• _REQUIRED TASKS_:
- 1) In the text about Knockout binding handlers below, list every variable declared with var.
- 2) In the text about Knockout binding handlers below, why does the handler check whether modelValue() differs from valueToWrite before going further? Answer in one to three sentences.
- 3) Continue the text about Knockout binding handlers below from its last line.

[Opening EXERCISE TEXT section]

The reason its doing that is because the update method is called each the time the model value is updated AND at the start after the init method is called.

The update binding method is for you to set the state of the bound dom element when the viewmodel changes.

If you would like to react to a change and update the viewModel you will need to implement the init method and attach an event (click, change etc) In this handler you can then send the status update to your viewmodel.

ko.bindingHandlers.statusUpdater = {
    'init': function (element, valueAccessor, allBindingsAccessor) {

        var updateHandler = function() {            
            var valueToWrite;
            if (element.type == "checkbox") {
                valueToWrite = element.checked;
            } else if ((element.type == "radio") && (element.checked)) {
                valueToWrite = element.value;
            } else {
                return; // "checked" binding only responds to checkboxes and selected radio buttons
            }

            var modelValue = valueAccessor();

            if (ko.isWriteableObservable(modelValue)) {             
                if (modelValue() !== valueToWrite) { // Suppress repeated events when there's nothing new to notify (some browsers raise them)

[Closing EXERCISE TEXT section]
[Opening EXTRACTED RECORDS section]

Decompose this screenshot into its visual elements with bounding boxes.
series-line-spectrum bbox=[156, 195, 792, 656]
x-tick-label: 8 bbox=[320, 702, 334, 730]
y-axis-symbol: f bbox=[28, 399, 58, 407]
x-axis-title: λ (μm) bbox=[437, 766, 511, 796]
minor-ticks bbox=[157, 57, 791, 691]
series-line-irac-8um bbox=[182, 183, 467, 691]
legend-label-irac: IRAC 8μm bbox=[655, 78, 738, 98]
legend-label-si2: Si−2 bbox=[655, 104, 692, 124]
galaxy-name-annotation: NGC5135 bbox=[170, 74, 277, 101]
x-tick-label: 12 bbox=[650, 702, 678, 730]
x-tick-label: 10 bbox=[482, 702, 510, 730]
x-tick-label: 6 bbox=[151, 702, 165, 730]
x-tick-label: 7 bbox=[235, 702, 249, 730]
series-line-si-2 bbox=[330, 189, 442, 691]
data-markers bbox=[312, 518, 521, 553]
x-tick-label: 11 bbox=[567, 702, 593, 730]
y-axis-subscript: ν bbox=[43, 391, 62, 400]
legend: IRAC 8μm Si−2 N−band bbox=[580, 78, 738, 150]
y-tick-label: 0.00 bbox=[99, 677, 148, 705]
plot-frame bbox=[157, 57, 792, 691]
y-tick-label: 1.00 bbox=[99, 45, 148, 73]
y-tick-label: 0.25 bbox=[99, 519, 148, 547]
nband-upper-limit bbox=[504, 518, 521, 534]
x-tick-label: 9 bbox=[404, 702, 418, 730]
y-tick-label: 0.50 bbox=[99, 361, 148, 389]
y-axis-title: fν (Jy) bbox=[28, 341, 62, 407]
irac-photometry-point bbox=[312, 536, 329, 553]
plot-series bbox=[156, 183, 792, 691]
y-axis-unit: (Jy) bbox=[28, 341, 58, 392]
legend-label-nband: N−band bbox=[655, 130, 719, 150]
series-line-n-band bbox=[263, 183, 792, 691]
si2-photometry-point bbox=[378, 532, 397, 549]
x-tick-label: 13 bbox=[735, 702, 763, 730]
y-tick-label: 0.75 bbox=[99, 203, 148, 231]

[Closing EXTRACTED RECORDS section]

• _ANSWERS GIVEN_:
- 1) updateHandler, valueToWrite, modelValue

- 2) The check skips the write when the model already holds that value. This suppresses repeated events when there is nothing new to notify, because some browsers raise such events.

- 3)
                    $.ajax({
                      url: 'someurl',
                      success: function(data) {
                            alert('status update');
                      }
                    });
                    modelValue(valueToWrite);
                }
            } else {
                var allBindings = allBindingsAccessor();
                if (allBindings['_ko_property_writers'] && allBindings['_ko_property_writers']['checked']) {
                    allBindings['_ko_property_writers']['checked'](valueToWrite);
                }
            }
        };

        $(element).click(updateHandler).change(updateHandler);
    },
    'update': function (element, valueAccessor) {
        ko.bindingHandlers.checked(element, valueAccessor);
    }
};

The best way to learn this I found was to look at the debug version of KO on git. What you want to achieve is basically a modified checked binding with an ajax call.

I haven't tested the above but it should get you started.